# start of Material for this exercise
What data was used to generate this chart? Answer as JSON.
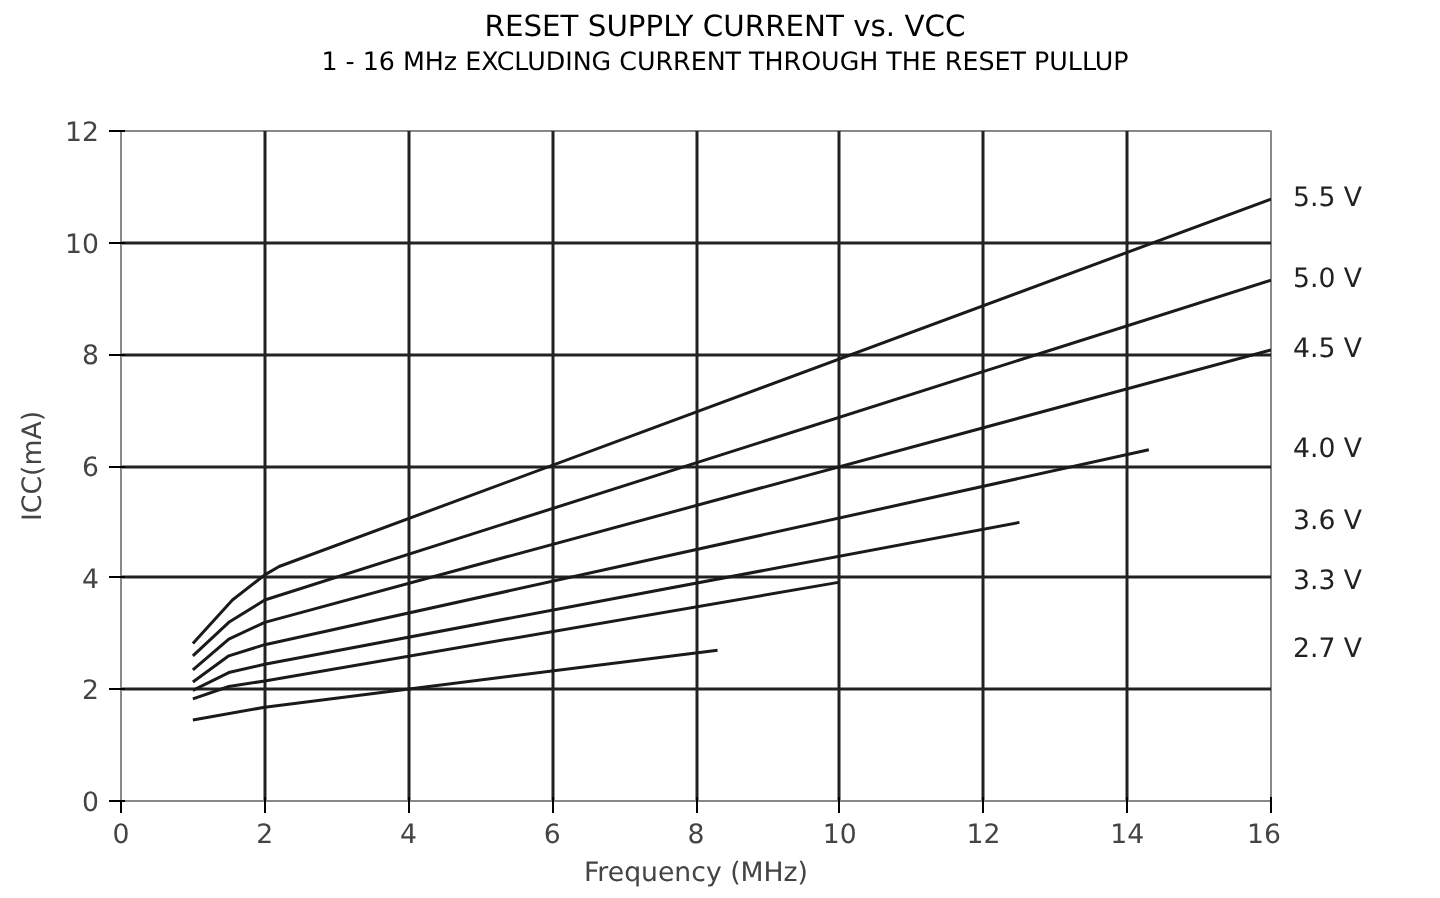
{
  "chart_data": {
    "type": "line",
    "title": "RESET SUPPLY CURRENT vs. VCC",
    "subtitle": "1 - 16 MHz EXCLUDING CURRENT THROUGH THE RESET PULLUP",
    "xlabel": "Frequency (MHz)",
    "ylabel": "ICC(mA)",
    "xlim": [
      0,
      16
    ],
    "xticks": [
      0,
      2,
      4,
      6,
      8,
      10,
      12,
      14,
      16
    ],
    "ylim": [
      0,
      12
    ],
    "yticks": [
      0,
      2,
      4,
      6,
      8,
      10,
      12
    ],
    "grid": true,
    "marker": "none",
    "line_style": "solid",
    "series": [
      {
        "name": "5.5 V",
        "color": "#1a1a1a",
        "x": [
          1,
          1.55,
          2,
          2.2,
          16
        ],
        "values": [
          2.82,
          3.6,
          4.05,
          4.2,
          10.78
        ]
      },
      {
        "name": "5.0 V",
        "color": "#1a1a1a",
        "x": [
          1,
          1.5,
          2,
          16
        ],
        "values": [
          2.6,
          3.2,
          3.6,
          9.33
        ]
      },
      {
        "name": "4.5 V",
        "color": "#1a1a1a",
        "x": [
          1,
          1.5,
          2,
          16
        ],
        "values": [
          2.35,
          2.9,
          3.2,
          8.08
        ]
      },
      {
        "name": "4.0 V",
        "color": "#1a1a1a",
        "x": [
          1,
          1.5,
          2,
          14.3
        ],
        "values": [
          2.13,
          2.6,
          2.8,
          6.29
        ]
      },
      {
        "name": "3.6 V",
        "color": "#1a1a1a",
        "x": [
          1,
          1.5,
          2,
          12.5
        ],
        "values": [
          1.98,
          2.3,
          2.45,
          4.99
        ]
      },
      {
        "name": "3.3 V",
        "color": "#1a1a1a",
        "x": [
          1,
          1.5,
          2,
          10
        ],
        "values": [
          1.83,
          2.05,
          2.15,
          3.92
        ]
      },
      {
        "name": "2.7 V",
        "color": "#1a1a1a",
        "x": [
          1,
          2,
          8.3
        ],
        "values": [
          1.45,
          1.68,
          2.7
        ]
      }
    ]
  }
}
# end of Material for this exercise
Exercise task
Copy every line of the records above that holds the word "RESET".

Solution to this problem
    "title": "RESET SUPPLY CURRENT vs. VCC",
    "subtitle": "1 - 16 MHz EXCLUDING CURRENT THROUGH THE RESET PULLUP",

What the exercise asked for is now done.